What you will do: Extract every line that contains the word "probability".

Given data:
^^^^^^^^

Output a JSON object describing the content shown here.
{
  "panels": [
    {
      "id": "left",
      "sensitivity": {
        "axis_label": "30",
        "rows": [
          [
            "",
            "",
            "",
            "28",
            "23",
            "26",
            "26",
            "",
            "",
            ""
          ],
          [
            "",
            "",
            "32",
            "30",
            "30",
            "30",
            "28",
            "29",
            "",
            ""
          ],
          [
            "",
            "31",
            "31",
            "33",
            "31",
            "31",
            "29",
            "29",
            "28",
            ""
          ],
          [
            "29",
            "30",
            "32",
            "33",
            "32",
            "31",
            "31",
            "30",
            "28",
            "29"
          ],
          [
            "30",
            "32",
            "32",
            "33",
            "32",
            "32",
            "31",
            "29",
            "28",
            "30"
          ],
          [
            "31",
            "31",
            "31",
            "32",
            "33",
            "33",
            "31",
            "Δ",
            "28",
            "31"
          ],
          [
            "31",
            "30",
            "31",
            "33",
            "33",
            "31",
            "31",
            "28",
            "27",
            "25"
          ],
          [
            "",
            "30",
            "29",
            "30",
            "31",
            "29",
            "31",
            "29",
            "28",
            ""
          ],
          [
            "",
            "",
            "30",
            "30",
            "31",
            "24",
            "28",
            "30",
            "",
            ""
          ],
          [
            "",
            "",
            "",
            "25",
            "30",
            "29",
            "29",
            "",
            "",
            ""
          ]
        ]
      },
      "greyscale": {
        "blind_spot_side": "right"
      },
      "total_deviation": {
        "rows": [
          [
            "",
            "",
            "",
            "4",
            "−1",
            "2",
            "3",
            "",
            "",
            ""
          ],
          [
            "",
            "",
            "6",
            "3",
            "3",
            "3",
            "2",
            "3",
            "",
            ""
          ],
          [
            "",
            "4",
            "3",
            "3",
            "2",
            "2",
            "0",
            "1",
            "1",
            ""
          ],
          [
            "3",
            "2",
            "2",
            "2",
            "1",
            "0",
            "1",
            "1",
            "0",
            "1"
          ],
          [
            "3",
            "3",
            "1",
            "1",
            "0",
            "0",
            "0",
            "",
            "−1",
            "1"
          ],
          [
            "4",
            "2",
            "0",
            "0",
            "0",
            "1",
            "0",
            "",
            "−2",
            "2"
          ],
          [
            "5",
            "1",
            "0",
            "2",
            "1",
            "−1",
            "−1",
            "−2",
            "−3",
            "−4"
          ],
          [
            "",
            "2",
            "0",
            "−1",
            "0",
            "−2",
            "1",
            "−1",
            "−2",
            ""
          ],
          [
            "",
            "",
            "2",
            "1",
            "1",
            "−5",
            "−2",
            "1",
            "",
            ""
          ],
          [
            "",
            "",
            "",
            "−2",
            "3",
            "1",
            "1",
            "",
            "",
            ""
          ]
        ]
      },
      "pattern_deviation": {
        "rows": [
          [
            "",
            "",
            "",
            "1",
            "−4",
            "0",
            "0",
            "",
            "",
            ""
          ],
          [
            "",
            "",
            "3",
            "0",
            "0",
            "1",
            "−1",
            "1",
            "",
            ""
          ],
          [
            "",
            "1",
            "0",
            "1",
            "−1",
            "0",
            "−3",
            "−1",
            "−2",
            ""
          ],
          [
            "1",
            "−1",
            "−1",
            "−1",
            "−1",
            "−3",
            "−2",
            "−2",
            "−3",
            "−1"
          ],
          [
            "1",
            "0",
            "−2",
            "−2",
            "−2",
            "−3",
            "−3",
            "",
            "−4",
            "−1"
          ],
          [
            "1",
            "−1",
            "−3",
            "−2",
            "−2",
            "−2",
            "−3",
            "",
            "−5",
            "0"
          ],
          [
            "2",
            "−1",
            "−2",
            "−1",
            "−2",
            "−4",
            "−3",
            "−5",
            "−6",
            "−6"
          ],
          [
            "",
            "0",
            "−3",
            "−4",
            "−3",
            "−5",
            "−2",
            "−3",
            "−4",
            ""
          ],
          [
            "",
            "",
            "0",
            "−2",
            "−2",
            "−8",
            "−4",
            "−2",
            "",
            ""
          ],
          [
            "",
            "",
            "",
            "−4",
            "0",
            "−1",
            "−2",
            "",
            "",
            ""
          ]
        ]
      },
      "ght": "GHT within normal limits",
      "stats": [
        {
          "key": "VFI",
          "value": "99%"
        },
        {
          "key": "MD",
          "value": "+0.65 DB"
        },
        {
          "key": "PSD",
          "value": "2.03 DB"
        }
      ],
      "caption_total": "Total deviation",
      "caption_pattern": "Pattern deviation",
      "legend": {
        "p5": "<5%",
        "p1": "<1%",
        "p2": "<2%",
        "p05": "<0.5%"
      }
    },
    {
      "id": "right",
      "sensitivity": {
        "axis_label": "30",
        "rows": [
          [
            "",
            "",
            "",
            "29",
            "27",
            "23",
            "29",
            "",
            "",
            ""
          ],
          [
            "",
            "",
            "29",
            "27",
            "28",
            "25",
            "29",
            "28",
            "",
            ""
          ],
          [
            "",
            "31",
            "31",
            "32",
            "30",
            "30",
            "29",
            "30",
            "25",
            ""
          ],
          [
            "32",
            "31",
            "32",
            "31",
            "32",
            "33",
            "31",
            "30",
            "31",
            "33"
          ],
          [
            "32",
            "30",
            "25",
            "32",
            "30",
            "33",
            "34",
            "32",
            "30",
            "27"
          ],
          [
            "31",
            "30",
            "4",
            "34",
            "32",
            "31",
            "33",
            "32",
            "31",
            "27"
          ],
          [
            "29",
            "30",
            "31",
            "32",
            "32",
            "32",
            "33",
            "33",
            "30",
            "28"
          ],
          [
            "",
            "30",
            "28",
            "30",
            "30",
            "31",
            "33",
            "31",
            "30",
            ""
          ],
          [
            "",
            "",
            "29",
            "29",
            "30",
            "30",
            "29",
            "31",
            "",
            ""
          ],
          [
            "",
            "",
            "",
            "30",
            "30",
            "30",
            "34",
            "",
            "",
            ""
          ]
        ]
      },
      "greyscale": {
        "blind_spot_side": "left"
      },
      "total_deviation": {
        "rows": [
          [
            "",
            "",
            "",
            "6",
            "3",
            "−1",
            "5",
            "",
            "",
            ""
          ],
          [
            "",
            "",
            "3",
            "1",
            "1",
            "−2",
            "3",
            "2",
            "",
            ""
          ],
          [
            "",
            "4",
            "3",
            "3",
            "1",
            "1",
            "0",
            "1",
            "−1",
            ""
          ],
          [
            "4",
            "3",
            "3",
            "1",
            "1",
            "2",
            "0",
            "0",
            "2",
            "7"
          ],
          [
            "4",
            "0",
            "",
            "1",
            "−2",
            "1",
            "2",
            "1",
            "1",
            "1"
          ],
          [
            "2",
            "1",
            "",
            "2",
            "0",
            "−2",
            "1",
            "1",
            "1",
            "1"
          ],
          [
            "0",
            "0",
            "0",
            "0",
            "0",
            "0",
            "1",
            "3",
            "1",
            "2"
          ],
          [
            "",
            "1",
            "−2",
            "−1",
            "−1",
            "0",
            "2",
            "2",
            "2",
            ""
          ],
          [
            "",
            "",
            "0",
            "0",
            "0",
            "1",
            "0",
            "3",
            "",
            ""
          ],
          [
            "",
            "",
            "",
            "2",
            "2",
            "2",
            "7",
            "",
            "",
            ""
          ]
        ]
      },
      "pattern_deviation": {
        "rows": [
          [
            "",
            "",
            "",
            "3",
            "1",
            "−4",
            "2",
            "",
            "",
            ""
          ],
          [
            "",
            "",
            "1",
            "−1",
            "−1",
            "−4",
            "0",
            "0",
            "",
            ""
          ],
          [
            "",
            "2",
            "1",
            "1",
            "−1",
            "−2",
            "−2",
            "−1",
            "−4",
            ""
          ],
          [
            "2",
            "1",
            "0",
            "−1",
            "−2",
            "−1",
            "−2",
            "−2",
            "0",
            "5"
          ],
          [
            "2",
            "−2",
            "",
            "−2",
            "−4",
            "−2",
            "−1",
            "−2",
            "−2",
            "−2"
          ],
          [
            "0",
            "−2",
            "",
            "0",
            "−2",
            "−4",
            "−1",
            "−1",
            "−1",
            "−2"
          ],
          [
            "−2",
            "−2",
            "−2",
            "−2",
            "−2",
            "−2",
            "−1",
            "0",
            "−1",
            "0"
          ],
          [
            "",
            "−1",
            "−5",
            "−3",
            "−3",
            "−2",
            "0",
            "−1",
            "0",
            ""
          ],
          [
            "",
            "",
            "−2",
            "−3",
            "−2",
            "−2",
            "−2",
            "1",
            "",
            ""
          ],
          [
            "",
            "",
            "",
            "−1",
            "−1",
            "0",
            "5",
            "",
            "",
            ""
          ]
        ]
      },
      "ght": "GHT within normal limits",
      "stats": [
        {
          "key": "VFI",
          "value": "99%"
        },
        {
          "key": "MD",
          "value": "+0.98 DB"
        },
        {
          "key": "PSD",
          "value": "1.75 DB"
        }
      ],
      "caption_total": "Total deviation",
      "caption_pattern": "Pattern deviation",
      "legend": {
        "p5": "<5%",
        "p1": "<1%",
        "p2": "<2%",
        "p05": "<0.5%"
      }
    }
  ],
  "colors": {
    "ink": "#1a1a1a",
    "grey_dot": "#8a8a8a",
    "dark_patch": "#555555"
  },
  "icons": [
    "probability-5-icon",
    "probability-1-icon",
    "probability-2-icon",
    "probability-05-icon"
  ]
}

^^^^^^^^

Task output:
    "probability-5-icon",
    "probability-1-icon",
    "probability-2-icon",
    "probability-05-icon"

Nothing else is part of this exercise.